## [WHAT IS NEEDED]
Write each record again exactly as it stands.

────────────────────────────────────────

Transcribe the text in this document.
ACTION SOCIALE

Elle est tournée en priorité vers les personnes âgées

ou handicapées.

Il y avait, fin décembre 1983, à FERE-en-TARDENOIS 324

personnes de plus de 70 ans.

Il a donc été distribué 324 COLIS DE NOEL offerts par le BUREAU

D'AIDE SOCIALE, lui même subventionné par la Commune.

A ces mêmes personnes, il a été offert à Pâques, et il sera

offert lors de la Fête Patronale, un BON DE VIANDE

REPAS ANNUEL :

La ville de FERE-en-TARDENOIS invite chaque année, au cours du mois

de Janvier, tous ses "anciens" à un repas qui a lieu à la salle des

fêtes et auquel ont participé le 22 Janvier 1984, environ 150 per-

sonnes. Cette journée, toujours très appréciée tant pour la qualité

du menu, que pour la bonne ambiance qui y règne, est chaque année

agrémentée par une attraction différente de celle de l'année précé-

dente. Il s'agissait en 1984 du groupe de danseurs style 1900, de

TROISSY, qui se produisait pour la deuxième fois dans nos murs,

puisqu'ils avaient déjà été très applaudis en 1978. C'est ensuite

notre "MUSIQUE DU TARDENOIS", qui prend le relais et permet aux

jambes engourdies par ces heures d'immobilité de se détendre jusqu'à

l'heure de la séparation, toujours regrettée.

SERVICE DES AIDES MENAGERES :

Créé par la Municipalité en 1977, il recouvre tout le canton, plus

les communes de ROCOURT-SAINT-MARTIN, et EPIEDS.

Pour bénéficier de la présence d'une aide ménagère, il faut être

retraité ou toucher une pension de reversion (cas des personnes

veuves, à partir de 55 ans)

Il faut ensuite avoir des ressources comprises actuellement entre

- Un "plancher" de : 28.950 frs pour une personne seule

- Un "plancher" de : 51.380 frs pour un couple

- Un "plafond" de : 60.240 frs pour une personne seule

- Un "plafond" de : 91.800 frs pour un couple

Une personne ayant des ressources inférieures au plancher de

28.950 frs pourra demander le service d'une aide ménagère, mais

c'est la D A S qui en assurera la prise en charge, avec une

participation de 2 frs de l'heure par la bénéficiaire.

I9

────────────────────────────────────────

## [CORRECT RESPONSE]
Transcribe the text in this document.
ACTION SOCIALE

Elle est tournée en priorité vers les personnes âgées

ou handicapées.

Il y avait, fin décembre 1983, à FERE-en-TARDENOIS 324

personnes de plus de 70 ans.

Il a donc été distribué 324 COLIS DE NOEL offerts par le BUREAU

D'AIDE SOCIALE, lui même subventionné par la Commune.

A ces mêmes personnes, il a été offert à Pâques, et il sera

offert lors de la Fête Patronale, un BON DE VIANDE

REPAS ANNUEL :

La ville de FERE-en-TARDENOIS invite chaque année, au cours du mois

de Janvier, tous ses "anciens" à un repas qui a lieu à la salle des

fêtes et auquel ont participé le 22 Janvier 1984, environ 150 per-

sonnes. Cette journée, toujours très appréciée tant pour la qualité

du menu, que pour la bonne ambiance qui y règne, est chaque année

agrémentée par une attraction différente de celle de l'année précé-

dente. Il s'agissait en 1984 du groupe de danseurs style 1900, de

TROISSY, qui se produisait pour la deuxième fois dans nos murs,

puisqu'ils avaient déjà été très applaudis en 1978. C'est ensuite

notre "MUSIQUE DU TARDENOIS", qui prend le relais et permet aux

jambes engourdies par ces heures d'immobilité de se détendre jusqu'à

l'heure de la séparation, toujours regrettée.

SERVICE DES AIDES MENAGERES :

Créé par la Municipalité en 1977, il recouvre tout le canton, plus

les communes de ROCOURT-SAINT-MARTIN, et EPIEDS.

Pour bénéficier de la présence d'une aide ménagère, il faut être

retraité ou toucher une pension de reversion (cas des personnes

veuves, à partir de 55 ans)

Il faut ensuite avoir des ressources comprises actuellement entre

- Un "plancher" de : 28.950 frs pour une personne seule

- Un "plancher" de : 51.380 frs pour un couple

- Un "plafond" de : 60.240 frs pour une personne seule

- Un "plafond" de : 91.800 frs pour un couple

Une personne ayant des ressources inférieures au plancher de

28.950 frs pourra demander le service d'une aide ménagère, mais

c'est la D A S qui en assurera la prise en charge, avec une

participation de 2 frs de l'heure par la bénéficiaire.

I9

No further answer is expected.